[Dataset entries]
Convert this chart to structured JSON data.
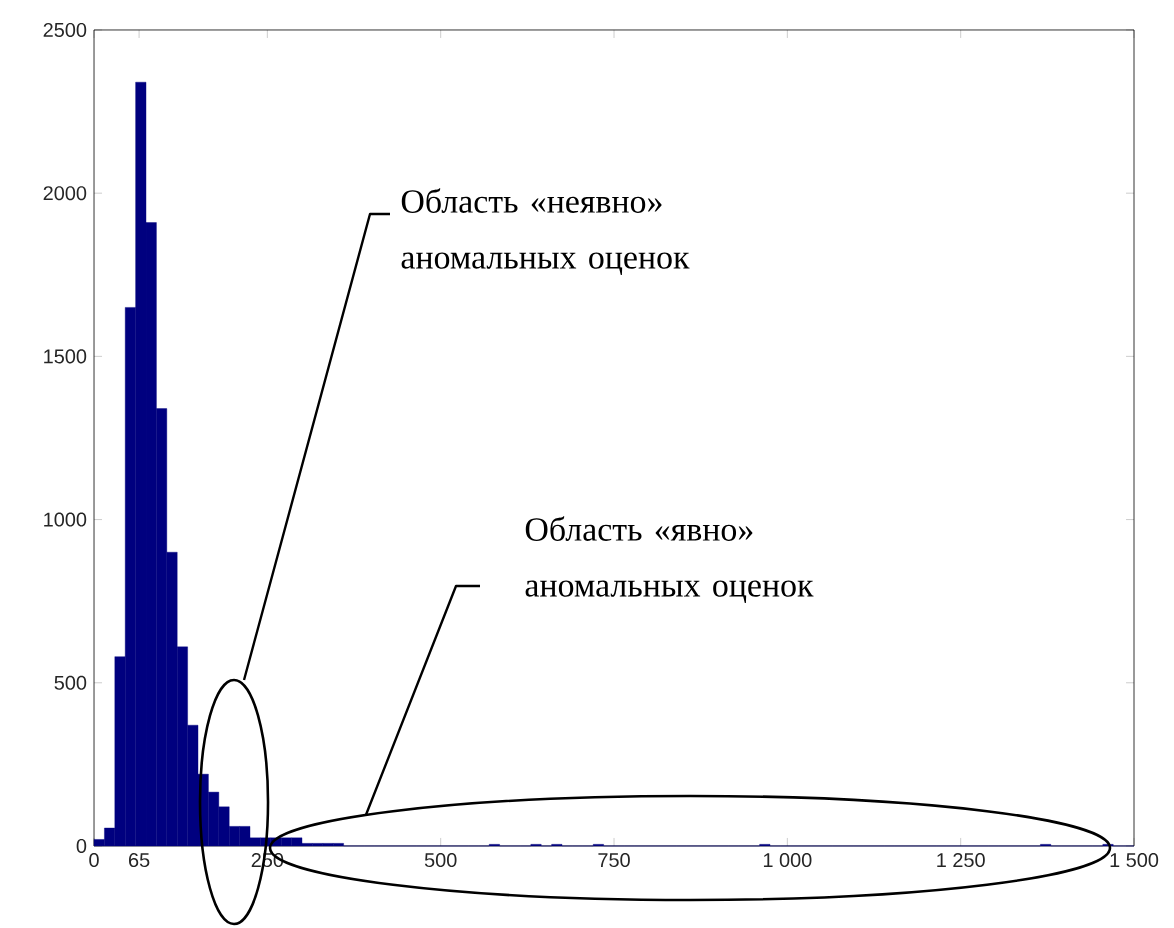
{
  "chart_data": {
    "type": "histogram",
    "color": "#00007f",
    "bins": [
      0,
      15,
      30,
      45,
      60,
      75,
      90,
      105,
      120,
      135,
      150,
      165,
      180,
      195,
      210,
      225,
      240,
      255,
      270,
      285,
      300,
      315,
      330,
      345,
      360,
      375,
      390,
      405,
      420,
      435,
      450,
      465,
      480,
      495,
      510,
      525,
      540,
      555,
      570,
      585,
      600,
      615,
      630,
      645,
      660,
      675,
      690,
      705,
      720,
      735,
      750,
      765,
      780,
      795,
      810,
      825,
      840,
      855,
      870,
      885,
      900,
      915,
      930,
      945,
      960,
      975,
      990,
      1005,
      1020,
      1035,
      1050,
      1065,
      1080,
      1095,
      1110,
      1125,
      1140,
      1155,
      1170,
      1185,
      1200,
      1215,
      1230,
      1245,
      1260,
      1275,
      1290,
      1305,
      1320,
      1335,
      1350,
      1365,
      1380,
      1395,
      1410,
      1425,
      1440,
      1455,
      1470,
      1485,
      1500
    ],
    "values": [
      20,
      55,
      580,
      1650,
      2340,
      1910,
      1340,
      900,
      610,
      370,
      220,
      165,
      120,
      60,
      60,
      25,
      25,
      25,
      25,
      25,
      8,
      8,
      8,
      8,
      0,
      0,
      0,
      0,
      0,
      0,
      0,
      0,
      0,
      0,
      0,
      0,
      0,
      0,
      5,
      0,
      0,
      0,
      5,
      0,
      5,
      0,
      0,
      0,
      5,
      0,
      0,
      0,
      0,
      0,
      0,
      0,
      0,
      0,
      0,
      0,
      0,
      0,
      0,
      0,
      5,
      0,
      0,
      0,
      0,
      0,
      0,
      0,
      0,
      0,
      0,
      0,
      0,
      0,
      0,
      0,
      0,
      0,
      0,
      0,
      0,
      0,
      0,
      0,
      0,
      0,
      0,
      5,
      0,
      0,
      0,
      0,
      0,
      5,
      0,
      0
    ],
    "xlim": [
      0,
      1500
    ],
    "ylim": [
      0,
      2500
    ],
    "xticks": [
      0,
      65,
      250,
      500,
      750,
      {
        "value": 1000,
        "label": "1 000"
      },
      {
        "value": 1250,
        "label": "1 250"
      },
      {
        "value": 1500,
        "label": "1 500"
      }
    ],
    "yticks": [
      0,
      500,
      1000,
      1500,
      2000,
      2500
    ],
    "grid": false,
    "annotations": [
      "Область «неявно» аномальных оценок",
      "Область «явно» аномальных оценок"
    ]
  }
}
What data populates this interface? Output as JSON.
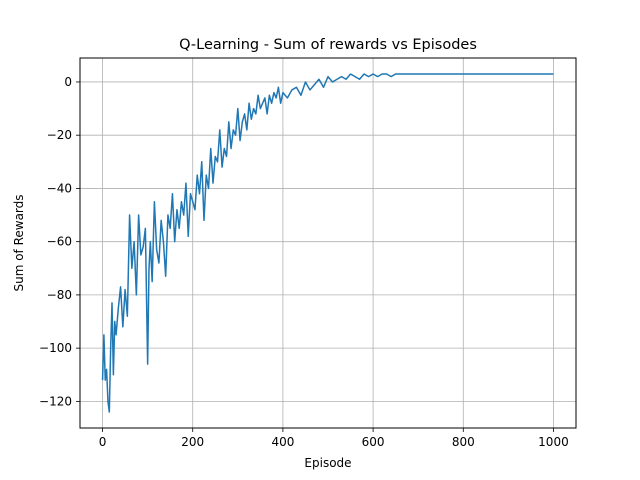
{
  "chart_data": {
    "type": "line",
    "title": "Q-Learning - Sum of rewards vs Episodes",
    "xlabel": "Episode",
    "ylabel": "Sum of Rewards",
    "xlim": [
      -50,
      1050
    ],
    "ylim": [
      -130,
      9
    ],
    "xticks": [
      0,
      200,
      400,
      600,
      800,
      1000
    ],
    "yticks": [
      -120,
      -100,
      -80,
      -60,
      -40,
      -20,
      0
    ],
    "grid": true,
    "series": [
      {
        "color": "#1f77b4",
        "x": [
          0,
          3,
          6,
          9,
          12,
          15,
          18,
          21,
          24,
          27,
          30,
          35,
          40,
          45,
          50,
          55,
          60,
          65,
          70,
          75,
          80,
          85,
          90,
          95,
          100,
          103,
          106,
          110,
          115,
          120,
          125,
          130,
          135,
          140,
          145,
          150,
          155,
          160,
          165,
          170,
          175,
          180,
          185,
          190,
          195,
          200,
          205,
          210,
          215,
          220,
          225,
          230,
          235,
          240,
          245,
          250,
          255,
          260,
          265,
          270,
          275,
          280,
          285,
          290,
          295,
          300,
          305,
          310,
          315,
          320,
          325,
          330,
          335,
          340,
          345,
          350,
          355,
          360,
          365,
          370,
          375,
          380,
          385,
          390,
          395,
          400,
          410,
          420,
          430,
          440,
          450,
          460,
          470,
          480,
          490,
          500,
          510,
          520,
          530,
          540,
          550,
          560,
          570,
          580,
          590,
          600,
          610,
          620,
          630,
          640,
          650,
          660,
          670,
          680,
          700,
          750,
          800,
          850,
          900,
          950,
          1000
        ],
        "y": [
          -112,
          -95,
          -112,
          -108,
          -120,
          -124,
          -100,
          -83,
          -110,
          -90,
          -95,
          -85,
          -77,
          -92,
          -78,
          -88,
          -50,
          -70,
          -60,
          -80,
          -50,
          -65,
          -62,
          -55,
          -106,
          -70,
          -60,
          -75,
          -45,
          -63,
          -68,
          -52,
          -60,
          -73,
          -50,
          -55,
          -42,
          -60,
          -48,
          -55,
          -45,
          -50,
          -38,
          -58,
          -42,
          -45,
          -48,
          -35,
          -42,
          -30,
          -52,
          -35,
          -40,
          -25,
          -38,
          -28,
          -30,
          -18,
          -32,
          -25,
          -28,
          -15,
          -25,
          -18,
          -20,
          -10,
          -22,
          -15,
          -12,
          -18,
          -8,
          -14,
          -10,
          -12,
          -5,
          -10,
          -8,
          -6,
          -12,
          -5,
          -8,
          -4,
          -6,
          -2,
          -8,
          -4,
          -6,
          -3,
          -2,
          -5,
          0,
          -3,
          -1,
          1,
          -2,
          2,
          0,
          1,
          2,
          1,
          3,
          2,
          1,
          3,
          2,
          3,
          2,
          3,
          3,
          2,
          3,
          3,
          3,
          3,
          3,
          3,
          3,
          3,
          3,
          3,
          3
        ]
      }
    ]
  }
}
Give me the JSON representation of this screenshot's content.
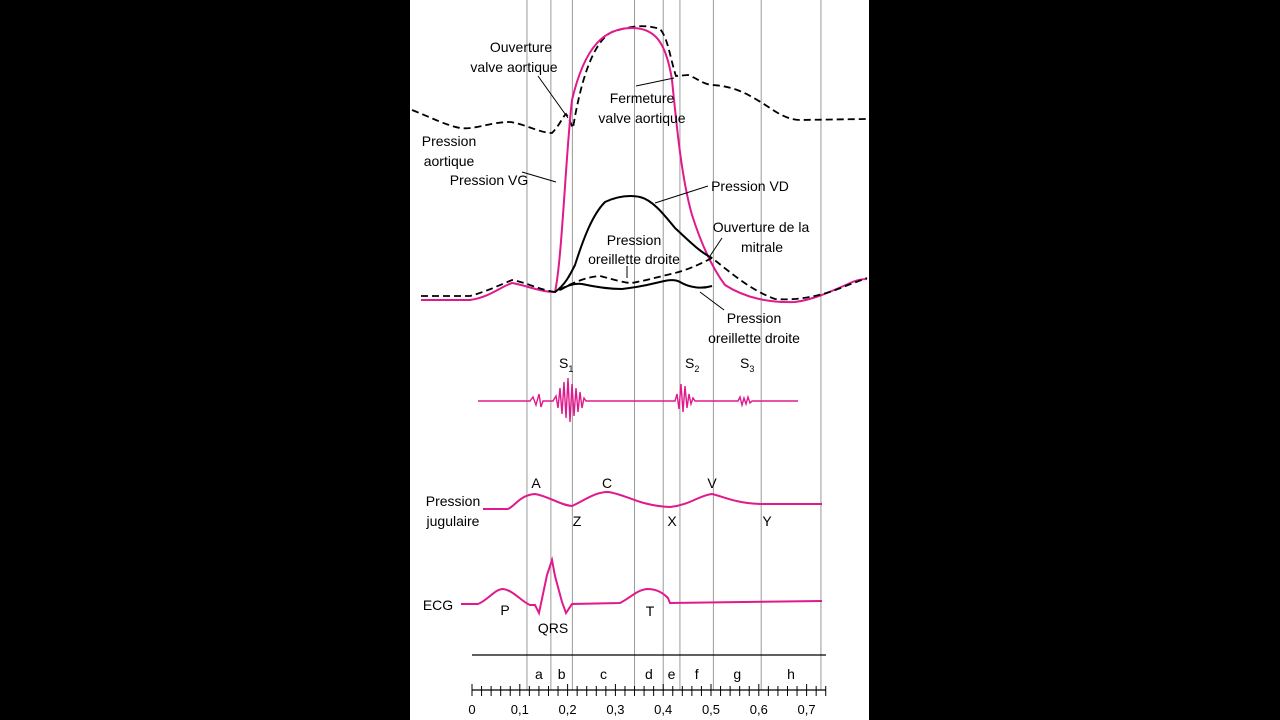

### What this task involves
Transcribe the full listing above exactly, with the images removed.

### Exercise response
Convert this chart to structured JSON data.
{
  "chart_data": {
    "type": "histogram",
    "color": "#00007f",
    "bins": [
      0,
      15,
      30,
      45,
      60,
      75,
      90,
      105,
      120,
      135,
      150,
      165,
      180,
      195,
      210,
      225,
      240,
      255,
      270,
      285,
      300,
      315,
      330,
      345,
      360,
      375,
      390,
      405,
      420,
      435,
      450,
      465,
      480,
      495,
      510,
      525,
      540,
      555,
      570,
      585,
      600,
      615,
      630,
      645,
      660,
      675,
      690,
      705,
      720,
      735,
      750,
      765,
      780,
      795,
      810,
      825,
      840,
      855,
      870,
      885,
      900,
      915,
      930,
      945,
      960,
      975,
      990,
      1005,
      1020,
      1035,
      1050,
      1065,
      1080,
      1095,
      1110,
      1125,
      1140,
      1155,
      1170,
      1185,
      1200,
      1215,
      1230,
      1245,
      1260,
      1275,
      1290,
      1305,
      1320,
      1335,
      1350,
      1365,
      1380,
      1395,
      1410,
      1425,
      1440,
      1455,
      1470,
      1485,
      1500
    ],
    "values": [
      20,
      55,
      580,
      1650,
      2340,
      1910,
      1340,
      900,
      610,
      370,
      220,
      165,
      120,
      60,
      60,
      25,
      25,
      25,
      25,
      25,
      8,
      8,
      8,
      8,
      0,
      0,
      0,
      0,
      0,
      0,
      0,
      0,
      0,
      0,
      0,
      0,
      0,
      0,
      5,
      0,
      0,
      0,
      5,
      0,
      5,
      0,
      0,
      0,
      5,
      0,
      0,
      0,
      0,
      0,
      0,
      0,
      0,
      0,
      0,
      0,
      0,
      0,
      0,
      0,
      5,
      0,
      0,
      0,
      0,
      0,
      0,
      0,
      0,
      0,
      0,
      0,
      0,
      0,
      0,
      0,
      0,
      0,
      0,
      0,
      0,
      0,
      0,
      0,
      0,
      0,
      0,
      5,
      0,
      0,
      0,
      0,
      0,
      5,
      0,
      0
    ],
    "xlim": [
      0,
      1500
    ],
    "ylim": [
      0,
      2500
    ],
    "xticks": [
      0,
      65,
      250,
      500,
      750,
      {
        "value": 1000,
        "label": "1 000"
      },
      {
        "value": 1250,
        "label": "1 250"
      },
      {
        "value": 1500,
        "label": "1 500"
      }
    ],
    "yticks": [
      0,
      500,
      1000,
      1500,
      2000,
      2500
    ],
    "grid": false,
    "annotations": [
      "Область «неявно» аномальных оценок",
      "Область «явно» аномальных оценок"
    ]
  }
}
What data populates this interface? Output as JSON.
{
  "chart_data": {
    "type": "line",
    "title": "Q-Learning - Sum of rewards vs Episodes",
    "xlabel": "Episode",
    "ylabel": "Sum of Rewards",
    "xlim": [
      -50,
      1050
    ],
    "ylim": [
      -130,
      9
    ],
    "xticks": [
      0,
      200,
      400,
      600,
      800,
      1000
    ],
    "yticks": [
      -120,
      -100,
      -80,
      -60,
      -40,
      -20,
      0
    ],
    "grid": true,
    "series": [
      {
        "color": "#1f77b4",
        "x": [
          0,
          3,
          6,
          9,
          12,
          15,
          18,
          21,
          24,
          27,
          30,
          35,
          40,
          45,
          50,
          55,
          60,
          65,
          70,
          75,
          80,
          85,
          90,
          95,
          100,
          103,
          106,
          110,
          115,
          120,
          125,
          130,
          135,
          140,
          145,
          150,
          155,
          160,
          165,
          170,
          175,
          180,
          185,
          190,
          195,
          200,
          205,
          210,
          215,
          220,
          225,
          230,
          235,
          240,
          245,
          250,
          255,
          260,
          265,
          270,
          275,
          280,
          285,
          290,
          295,
          300,
          305,
          310,
          315,
          320,
          325,
          330,
          335,
          340,
          345,
          350,
          355,
          360,
          365,
          370,
          375,
          380,
          385,
          390,
          395,
          400,
          410,
          420,
          430,
          440,
          450,
          460,
          470,
          480,
          490,
          500,
          510,
          520,
          530,
          540,
          550,
          560,
          570,
          580,
          590,
          600,
          610,
          620,
          630,
          640,
          650,
          660,
          670,
          680,
          700,
          750,
          800,
          850,
          900,
          950,
          1000
        ],
        "y": [
          -112,
          -95,
          -112,
          -108,
          -120,
          -124,
          -100,
          -83,
          -110,
          -90,
          -95,
          -85,
          -77,
          -92,
          -78,
          -88,
          -50,
          -70,
          -60,
          -80,
          -50,
          -65,
          -62,
          -55,
          -106,
          -70,
          -60,
          -75,
          -45,
          -63,
          -68,
          -52,
          -60,
          -73,
          -50,
          -55,
          -42,
          -60,
          -48,
          -55,
          -45,
          -50,
          -38,
          -58,
          -42,
          -45,
          -48,
          -35,
          -42,
          -30,
          -52,
          -35,
          -40,
          -25,
          -38,
          -28,
          -30,
          -18,
          -32,
          -25,
          -28,
          -15,
          -25,
          -18,
          -20,
          -10,
          -22,
          -15,
          -12,
          -18,
          -8,
          -14,
          -10,
          -12,
          -5,
          -10,
          -8,
          -6,
          -12,
          -5,
          -8,
          -4,
          -6,
          -2,
          -8,
          -4,
          -6,
          -3,
          -2,
          -5,
          0,
          -3,
          -1,
          1,
          -2,
          2,
          0,
          1,
          2,
          1,
          3,
          2,
          1,
          3,
          2,
          3,
          2,
          3,
          3,
          2,
          3,
          3,
          3,
          3,
          3,
          3,
          3,
          3,
          3,
          3,
          3
        ]
      }
    ]
  }
}
Give me the JSON representation of this screenshot's content.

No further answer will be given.